_WORK REQUIRED:_
Copy out each line that has "keyboard" in it.
*** INFORMATION SHOWN ***
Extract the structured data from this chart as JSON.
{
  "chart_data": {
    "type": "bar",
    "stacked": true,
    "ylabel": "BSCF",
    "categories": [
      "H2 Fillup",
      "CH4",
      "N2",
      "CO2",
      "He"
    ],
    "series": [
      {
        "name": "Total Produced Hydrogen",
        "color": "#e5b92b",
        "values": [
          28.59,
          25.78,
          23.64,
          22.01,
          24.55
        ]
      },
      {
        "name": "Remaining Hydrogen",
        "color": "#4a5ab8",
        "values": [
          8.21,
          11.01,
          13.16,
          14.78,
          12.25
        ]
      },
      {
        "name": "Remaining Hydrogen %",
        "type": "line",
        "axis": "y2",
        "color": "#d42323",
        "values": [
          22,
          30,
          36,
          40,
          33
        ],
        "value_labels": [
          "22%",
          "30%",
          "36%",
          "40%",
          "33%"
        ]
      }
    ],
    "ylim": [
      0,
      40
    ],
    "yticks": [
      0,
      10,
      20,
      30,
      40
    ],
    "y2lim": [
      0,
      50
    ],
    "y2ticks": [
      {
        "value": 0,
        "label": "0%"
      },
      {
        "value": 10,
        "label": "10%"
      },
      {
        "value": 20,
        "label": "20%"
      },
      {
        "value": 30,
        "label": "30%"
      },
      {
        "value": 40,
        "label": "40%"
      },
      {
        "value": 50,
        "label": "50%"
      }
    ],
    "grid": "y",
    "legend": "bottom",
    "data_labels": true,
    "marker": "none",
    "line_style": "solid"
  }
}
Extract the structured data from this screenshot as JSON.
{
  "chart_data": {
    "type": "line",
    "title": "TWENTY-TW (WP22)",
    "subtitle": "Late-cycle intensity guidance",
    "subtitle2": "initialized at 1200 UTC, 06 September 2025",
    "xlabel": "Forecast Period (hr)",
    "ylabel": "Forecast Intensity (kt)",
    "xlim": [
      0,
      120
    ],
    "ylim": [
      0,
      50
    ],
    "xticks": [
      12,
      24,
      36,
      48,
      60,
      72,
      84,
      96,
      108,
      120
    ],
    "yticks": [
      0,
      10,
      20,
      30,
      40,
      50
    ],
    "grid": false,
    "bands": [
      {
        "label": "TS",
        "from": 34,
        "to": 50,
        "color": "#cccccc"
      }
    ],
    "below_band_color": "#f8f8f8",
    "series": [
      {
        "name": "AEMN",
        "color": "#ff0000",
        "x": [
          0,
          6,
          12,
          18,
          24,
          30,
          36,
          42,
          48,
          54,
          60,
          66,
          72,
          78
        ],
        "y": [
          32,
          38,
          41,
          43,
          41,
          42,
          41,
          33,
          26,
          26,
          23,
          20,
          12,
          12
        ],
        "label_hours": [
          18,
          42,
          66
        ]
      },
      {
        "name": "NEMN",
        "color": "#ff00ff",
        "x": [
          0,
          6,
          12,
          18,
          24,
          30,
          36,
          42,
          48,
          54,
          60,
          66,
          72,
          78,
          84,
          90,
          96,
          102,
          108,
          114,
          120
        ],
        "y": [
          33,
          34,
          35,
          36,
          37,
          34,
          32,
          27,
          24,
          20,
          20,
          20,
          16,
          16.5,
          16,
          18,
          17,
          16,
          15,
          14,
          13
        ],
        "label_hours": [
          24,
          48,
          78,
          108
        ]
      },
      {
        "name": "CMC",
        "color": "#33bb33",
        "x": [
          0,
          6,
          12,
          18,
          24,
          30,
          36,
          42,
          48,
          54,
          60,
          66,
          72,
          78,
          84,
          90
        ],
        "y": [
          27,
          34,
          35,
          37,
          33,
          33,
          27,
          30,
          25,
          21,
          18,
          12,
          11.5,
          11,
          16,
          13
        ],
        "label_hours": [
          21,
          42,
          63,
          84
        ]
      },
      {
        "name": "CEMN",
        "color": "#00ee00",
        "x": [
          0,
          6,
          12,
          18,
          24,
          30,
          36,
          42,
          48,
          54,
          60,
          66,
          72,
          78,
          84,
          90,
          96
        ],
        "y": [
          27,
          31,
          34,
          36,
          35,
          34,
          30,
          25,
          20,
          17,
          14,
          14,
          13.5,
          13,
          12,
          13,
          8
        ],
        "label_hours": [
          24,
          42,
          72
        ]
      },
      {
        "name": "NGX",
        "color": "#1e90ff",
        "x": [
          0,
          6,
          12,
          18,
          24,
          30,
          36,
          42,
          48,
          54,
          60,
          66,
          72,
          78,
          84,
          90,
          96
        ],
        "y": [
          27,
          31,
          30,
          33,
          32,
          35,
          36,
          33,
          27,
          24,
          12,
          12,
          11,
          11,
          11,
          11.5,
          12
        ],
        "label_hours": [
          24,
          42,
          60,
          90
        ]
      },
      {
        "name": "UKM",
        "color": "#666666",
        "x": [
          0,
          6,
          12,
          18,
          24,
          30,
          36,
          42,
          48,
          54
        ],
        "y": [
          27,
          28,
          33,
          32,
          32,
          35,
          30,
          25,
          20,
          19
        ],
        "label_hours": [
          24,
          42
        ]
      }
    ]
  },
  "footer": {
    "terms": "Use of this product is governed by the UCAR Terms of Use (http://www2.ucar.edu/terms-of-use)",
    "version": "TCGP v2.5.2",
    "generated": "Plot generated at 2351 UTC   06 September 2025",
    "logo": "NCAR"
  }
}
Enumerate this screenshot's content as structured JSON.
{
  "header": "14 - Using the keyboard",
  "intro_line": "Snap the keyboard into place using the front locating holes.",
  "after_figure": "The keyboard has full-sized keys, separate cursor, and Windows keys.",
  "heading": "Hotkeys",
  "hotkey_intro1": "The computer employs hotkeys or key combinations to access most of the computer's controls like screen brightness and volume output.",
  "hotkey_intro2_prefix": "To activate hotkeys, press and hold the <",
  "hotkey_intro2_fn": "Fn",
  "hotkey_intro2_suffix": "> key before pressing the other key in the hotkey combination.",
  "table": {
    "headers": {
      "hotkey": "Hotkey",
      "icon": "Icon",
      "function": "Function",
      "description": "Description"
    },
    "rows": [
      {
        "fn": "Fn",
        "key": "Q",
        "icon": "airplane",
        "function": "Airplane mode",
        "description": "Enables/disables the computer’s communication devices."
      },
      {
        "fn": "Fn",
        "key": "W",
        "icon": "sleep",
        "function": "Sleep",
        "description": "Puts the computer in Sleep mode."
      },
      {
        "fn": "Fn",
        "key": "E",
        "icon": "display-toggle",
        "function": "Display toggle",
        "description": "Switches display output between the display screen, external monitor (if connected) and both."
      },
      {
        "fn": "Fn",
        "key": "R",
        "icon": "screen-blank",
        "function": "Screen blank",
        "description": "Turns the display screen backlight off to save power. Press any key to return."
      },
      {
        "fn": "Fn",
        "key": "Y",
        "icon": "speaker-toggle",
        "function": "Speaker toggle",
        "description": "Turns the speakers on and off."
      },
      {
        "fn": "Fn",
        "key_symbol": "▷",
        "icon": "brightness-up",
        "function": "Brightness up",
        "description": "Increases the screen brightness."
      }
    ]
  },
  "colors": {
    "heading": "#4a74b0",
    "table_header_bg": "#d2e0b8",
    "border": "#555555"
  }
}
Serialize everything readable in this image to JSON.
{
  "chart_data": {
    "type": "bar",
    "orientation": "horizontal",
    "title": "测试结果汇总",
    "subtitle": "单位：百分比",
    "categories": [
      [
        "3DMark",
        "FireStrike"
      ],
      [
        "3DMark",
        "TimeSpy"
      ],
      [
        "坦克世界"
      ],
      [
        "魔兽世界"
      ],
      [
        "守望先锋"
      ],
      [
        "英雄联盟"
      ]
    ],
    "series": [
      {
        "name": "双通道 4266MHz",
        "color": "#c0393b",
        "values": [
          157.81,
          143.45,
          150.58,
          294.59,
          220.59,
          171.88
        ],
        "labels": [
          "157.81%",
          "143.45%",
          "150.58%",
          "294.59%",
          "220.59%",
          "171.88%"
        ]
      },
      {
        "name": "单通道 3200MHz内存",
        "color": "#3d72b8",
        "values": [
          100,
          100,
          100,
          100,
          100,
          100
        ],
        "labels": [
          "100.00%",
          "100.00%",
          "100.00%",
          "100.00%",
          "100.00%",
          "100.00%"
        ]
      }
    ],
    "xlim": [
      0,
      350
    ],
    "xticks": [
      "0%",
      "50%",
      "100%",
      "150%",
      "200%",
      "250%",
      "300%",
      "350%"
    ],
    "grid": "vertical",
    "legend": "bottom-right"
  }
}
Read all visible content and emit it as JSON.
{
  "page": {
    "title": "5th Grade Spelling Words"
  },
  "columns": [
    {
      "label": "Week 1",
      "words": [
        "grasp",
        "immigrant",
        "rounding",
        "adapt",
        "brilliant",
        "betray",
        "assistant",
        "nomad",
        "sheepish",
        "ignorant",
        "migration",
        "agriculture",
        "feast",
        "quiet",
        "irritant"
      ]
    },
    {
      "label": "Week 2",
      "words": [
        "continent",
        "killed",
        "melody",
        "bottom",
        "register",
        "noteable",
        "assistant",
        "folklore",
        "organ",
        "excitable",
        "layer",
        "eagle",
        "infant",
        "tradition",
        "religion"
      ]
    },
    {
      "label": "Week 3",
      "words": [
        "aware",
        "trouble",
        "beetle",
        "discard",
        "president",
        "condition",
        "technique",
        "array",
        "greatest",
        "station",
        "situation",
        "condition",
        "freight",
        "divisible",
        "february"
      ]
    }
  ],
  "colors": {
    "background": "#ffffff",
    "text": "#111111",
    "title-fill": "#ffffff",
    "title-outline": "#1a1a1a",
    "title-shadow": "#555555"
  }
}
***
_SOLUTION FOR THIS PROBLEM:_
  "header": "14 - Using the keyboard",
  "intro_line": "Snap the keyboard into place using the front locating holes.",
  "after_figure": "The keyboard has full-sized keys, separate cursor, and Windows keys.",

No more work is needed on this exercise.